═══ Selected excerpt ═══

“Why don’t fleas fly?”
This afternoon, after we had exhausted the topic of heartworm treatment in dogs (don’t ask), my daughter asked me about fleas.
Specifically, “Mommyo, why don’t fleas fly?”
At last, an easy answer, I thought. “Because they don’t have wings.”
“Why don’t fleas have wings, Mommyo?”
“Because they hop,” I said, hoping my daughter wouldn’t notice that I hadn’t really answered her question.
“Why do fleas hop?”
“Because they don’t have wings?” I said, cringing a bit because I knew where this was going.
“Mommyo, why don’t fleas have wings?”
“Because then they would be flies?”
(Gentle Reader, while I know there must be a better answer than this out there somewhere, I am falling short of it this afternoon — “very far short” my daughter tells me. Anyone have any better answers for her?)
2 Responses to ““Why don’t fleas fly?””
My best guess is that fleas don’t need wings for their lifecycle, so they lost them as an unnecessary use of resources. However, the article below seems to suggest that some wing parts got reused to give fleas their exceptional jumping ability.
Thanks for the link. I’m sure it won’t surprise you one bit that on hearing that fleas have “retained several evolutionary features of flight” my daughter’s first question was “When did fleas have wings?” Most likely I’m at fault for oversimplifying that particular string of words when I translated this article for her. I’m still working out the bugs in my “Translate To Preschooler” module. I expect it will work perfectly once she’s a teenager.
And how cool is it that this study of how fleas jump may change the way robots of the future move?

═══

◆ Problems and tasks ◆
- a) From the flea post, copy everything from "At last, an" down to "this was going.".
- b) Answer these questions using the flea post:
(i) Which topic had been exhausted before the daughter asked about fleas?
(ii) According to the mother's last reply to her daughter, what would fleas be if they had wings?
(iii) According to the final response, what might the study of how fleas jump change?

═══ Records supplied ═══

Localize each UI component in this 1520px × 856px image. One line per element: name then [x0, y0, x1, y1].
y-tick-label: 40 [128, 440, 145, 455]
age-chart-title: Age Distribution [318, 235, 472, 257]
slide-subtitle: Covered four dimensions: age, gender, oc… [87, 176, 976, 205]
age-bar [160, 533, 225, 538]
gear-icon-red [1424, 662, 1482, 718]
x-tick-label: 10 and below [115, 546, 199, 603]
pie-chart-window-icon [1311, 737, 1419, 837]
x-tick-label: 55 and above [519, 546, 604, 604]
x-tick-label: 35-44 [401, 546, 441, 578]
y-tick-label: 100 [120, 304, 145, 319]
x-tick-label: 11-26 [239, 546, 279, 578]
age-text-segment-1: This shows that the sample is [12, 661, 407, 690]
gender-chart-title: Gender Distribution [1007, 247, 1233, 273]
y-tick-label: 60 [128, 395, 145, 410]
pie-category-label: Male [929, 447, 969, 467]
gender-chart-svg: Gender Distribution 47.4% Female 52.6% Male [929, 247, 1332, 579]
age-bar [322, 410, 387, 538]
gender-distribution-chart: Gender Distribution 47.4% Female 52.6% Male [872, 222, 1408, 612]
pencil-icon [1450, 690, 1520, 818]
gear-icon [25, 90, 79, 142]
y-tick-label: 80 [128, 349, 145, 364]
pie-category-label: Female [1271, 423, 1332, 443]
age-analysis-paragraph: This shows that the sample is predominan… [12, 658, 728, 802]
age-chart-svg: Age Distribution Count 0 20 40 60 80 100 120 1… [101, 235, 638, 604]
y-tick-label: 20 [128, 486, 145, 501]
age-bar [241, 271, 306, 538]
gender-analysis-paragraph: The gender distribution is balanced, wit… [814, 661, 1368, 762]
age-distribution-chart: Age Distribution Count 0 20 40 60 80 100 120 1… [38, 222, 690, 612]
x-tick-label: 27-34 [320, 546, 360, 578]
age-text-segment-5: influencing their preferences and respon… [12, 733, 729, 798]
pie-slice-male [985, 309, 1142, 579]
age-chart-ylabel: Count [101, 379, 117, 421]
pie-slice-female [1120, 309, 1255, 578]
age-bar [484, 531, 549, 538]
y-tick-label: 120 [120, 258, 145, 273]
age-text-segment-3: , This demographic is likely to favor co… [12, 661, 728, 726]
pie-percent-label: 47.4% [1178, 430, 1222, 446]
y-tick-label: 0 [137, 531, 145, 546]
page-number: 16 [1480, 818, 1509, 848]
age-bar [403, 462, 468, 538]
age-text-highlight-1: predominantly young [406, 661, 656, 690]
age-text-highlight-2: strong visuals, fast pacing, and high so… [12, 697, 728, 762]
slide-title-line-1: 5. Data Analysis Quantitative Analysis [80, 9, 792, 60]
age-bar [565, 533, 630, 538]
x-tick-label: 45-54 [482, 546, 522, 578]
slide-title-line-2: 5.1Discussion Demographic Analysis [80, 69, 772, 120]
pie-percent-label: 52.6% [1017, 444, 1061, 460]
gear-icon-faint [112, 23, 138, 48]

═══

◆ Numbered responses ◆
- a)
At last, an easy answer, I thought. “Because they don’t have wings.”
“Why don’t fleas have wings, Mommyo?”
“Because they hop,” I said, hoping my daughter wouldn’t notice that I hadn’t really answered her question.
“Why do fleas hop?”
“Because they don’t have wings?” I said, cringing a bit because I knew where this was going.

- b)
(i) Heartworm treatment in dogs.
(ii) Flies.
(iii) The way robots of the future move.